» **INSTRUCTIONS FOR THE TASK**: Copy out all of the material, matching it word for word.

(Data items)
::::::

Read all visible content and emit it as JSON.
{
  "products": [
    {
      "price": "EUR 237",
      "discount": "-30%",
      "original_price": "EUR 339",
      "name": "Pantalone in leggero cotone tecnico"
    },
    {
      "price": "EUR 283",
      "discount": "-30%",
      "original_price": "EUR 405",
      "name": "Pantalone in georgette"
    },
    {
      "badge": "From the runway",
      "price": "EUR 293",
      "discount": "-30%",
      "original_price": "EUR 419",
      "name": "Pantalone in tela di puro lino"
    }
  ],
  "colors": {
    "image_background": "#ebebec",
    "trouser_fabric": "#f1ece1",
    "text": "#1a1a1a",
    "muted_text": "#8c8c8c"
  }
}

::::::

» **EXERCISE ANSWER**:
Read all visible content and emit it as JSON.
{
  "products": [
    {
      "price": "EUR 237",
      "discount": "-30%",
      "original_price": "EUR 339",
      "name": "Pantalone in leggero cotone tecnico"
    },
    {
      "price": "EUR 283",
      "discount": "-30%",
      "original_price": "EUR 405",
      "name": "Pantalone in georgette"
    },
    {
      "badge": "From the runway",
      "price": "EUR 293",
      "discount": "-30%",
      "original_price": "EUR 419",
      "name": "Pantalone in tela di puro lino"
    }
  ],
  "colors": {
    "image_background": "#ebebec",
    "trouser_fabric": "#f1ece1",
    "text": "#1a1a1a",
    "muted_text": "#8c8c8c"
  }
}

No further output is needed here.